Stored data
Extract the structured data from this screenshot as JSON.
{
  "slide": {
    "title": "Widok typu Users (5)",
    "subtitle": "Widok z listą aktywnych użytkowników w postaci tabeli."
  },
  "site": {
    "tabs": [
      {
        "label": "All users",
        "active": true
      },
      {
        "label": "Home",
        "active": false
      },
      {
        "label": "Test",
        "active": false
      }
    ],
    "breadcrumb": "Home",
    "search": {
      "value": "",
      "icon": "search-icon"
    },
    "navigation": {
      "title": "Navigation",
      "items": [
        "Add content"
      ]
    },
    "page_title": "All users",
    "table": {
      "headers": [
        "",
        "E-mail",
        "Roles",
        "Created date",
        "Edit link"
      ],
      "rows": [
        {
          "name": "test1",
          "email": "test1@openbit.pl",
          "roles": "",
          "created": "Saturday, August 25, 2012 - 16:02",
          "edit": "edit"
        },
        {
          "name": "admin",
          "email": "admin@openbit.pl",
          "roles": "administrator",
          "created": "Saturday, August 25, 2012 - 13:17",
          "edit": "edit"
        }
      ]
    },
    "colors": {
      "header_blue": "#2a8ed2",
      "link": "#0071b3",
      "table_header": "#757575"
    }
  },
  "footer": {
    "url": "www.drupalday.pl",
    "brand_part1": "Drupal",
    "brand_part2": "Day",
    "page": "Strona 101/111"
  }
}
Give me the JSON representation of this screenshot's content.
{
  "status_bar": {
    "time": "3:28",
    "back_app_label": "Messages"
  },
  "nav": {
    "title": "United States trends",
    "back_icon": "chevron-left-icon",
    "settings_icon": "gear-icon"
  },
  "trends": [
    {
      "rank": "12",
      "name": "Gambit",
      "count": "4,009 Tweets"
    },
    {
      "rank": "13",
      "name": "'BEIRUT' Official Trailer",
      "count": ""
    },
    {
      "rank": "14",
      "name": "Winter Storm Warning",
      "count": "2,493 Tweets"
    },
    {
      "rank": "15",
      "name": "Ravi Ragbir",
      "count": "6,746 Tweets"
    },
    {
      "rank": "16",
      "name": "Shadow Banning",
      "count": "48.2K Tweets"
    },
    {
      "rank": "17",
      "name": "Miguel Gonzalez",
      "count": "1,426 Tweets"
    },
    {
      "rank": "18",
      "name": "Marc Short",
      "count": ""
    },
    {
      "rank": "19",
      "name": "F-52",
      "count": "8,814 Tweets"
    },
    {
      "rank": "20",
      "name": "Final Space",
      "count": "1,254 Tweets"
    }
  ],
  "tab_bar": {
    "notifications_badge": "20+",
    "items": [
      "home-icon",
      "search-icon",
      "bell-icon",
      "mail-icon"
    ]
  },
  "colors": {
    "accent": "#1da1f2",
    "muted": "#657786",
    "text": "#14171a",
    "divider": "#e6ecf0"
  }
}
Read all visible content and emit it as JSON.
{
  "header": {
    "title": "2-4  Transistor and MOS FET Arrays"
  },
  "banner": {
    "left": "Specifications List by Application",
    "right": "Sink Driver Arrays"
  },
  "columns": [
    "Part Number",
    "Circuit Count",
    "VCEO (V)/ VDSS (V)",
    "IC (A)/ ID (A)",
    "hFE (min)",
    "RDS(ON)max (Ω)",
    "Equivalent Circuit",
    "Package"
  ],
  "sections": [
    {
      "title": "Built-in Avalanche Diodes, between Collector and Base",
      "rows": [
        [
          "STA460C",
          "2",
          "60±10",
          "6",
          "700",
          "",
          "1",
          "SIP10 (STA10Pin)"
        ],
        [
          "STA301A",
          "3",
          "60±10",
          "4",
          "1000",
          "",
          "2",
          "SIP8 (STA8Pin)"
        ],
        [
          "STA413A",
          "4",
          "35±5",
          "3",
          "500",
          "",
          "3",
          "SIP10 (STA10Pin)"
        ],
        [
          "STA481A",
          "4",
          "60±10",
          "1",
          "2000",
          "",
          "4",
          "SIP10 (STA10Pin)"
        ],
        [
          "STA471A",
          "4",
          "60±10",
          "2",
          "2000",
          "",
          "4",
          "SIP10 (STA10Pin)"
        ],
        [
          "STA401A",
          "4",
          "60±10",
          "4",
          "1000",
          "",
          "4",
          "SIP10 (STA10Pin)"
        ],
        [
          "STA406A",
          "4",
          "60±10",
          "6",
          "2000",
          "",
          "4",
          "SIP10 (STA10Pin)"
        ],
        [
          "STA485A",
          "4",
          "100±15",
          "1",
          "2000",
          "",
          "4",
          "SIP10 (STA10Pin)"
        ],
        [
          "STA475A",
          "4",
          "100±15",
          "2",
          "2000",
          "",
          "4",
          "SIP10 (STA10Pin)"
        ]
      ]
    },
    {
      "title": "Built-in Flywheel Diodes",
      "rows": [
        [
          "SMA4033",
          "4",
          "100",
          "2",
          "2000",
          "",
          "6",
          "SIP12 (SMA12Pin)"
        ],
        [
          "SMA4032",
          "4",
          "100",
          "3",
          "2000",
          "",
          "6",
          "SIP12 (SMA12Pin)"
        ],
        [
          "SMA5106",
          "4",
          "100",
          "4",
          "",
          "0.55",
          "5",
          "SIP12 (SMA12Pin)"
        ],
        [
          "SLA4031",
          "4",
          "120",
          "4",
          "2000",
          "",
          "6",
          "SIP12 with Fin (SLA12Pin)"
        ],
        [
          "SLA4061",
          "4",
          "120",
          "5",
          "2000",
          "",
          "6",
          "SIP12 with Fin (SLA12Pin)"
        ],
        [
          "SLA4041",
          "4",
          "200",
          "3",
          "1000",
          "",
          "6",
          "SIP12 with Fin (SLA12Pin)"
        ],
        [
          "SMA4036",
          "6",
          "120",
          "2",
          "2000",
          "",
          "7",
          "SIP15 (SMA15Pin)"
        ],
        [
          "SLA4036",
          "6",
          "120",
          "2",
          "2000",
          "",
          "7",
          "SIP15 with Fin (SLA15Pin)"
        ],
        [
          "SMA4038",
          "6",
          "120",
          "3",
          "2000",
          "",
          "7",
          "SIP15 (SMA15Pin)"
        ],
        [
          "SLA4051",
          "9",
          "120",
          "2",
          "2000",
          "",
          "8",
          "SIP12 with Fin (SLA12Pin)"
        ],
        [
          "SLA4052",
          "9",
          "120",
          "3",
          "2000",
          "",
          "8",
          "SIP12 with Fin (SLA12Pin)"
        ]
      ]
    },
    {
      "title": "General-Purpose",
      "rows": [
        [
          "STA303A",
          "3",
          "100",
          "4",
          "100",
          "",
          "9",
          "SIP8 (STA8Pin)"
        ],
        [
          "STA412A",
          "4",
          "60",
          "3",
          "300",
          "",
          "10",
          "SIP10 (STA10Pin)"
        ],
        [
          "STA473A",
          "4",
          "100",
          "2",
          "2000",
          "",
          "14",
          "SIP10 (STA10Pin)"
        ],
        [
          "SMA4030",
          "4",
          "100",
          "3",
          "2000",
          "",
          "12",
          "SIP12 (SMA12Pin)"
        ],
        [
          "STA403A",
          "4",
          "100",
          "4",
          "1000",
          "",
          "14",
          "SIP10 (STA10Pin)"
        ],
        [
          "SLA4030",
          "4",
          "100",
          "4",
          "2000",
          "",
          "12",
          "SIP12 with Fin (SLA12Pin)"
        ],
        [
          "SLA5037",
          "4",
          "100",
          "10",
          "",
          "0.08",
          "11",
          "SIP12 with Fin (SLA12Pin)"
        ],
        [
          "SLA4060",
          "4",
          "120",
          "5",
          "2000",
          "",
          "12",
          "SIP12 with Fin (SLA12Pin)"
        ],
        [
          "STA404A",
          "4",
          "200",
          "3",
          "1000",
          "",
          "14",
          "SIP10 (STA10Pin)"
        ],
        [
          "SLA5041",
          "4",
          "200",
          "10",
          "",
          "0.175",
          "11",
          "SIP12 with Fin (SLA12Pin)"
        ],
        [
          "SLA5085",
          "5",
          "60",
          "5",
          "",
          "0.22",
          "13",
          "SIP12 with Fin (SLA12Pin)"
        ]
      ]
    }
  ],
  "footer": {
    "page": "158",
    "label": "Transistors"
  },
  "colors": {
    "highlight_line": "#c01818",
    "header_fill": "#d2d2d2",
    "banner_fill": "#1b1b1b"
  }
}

**Exercise description**.
Pull out every line holding "content" from the records above, and copy it.

**Reply**.
        "Add content"
Give me the JSON representation of this screenshot's content.
Read all visible content and emit it as JSON.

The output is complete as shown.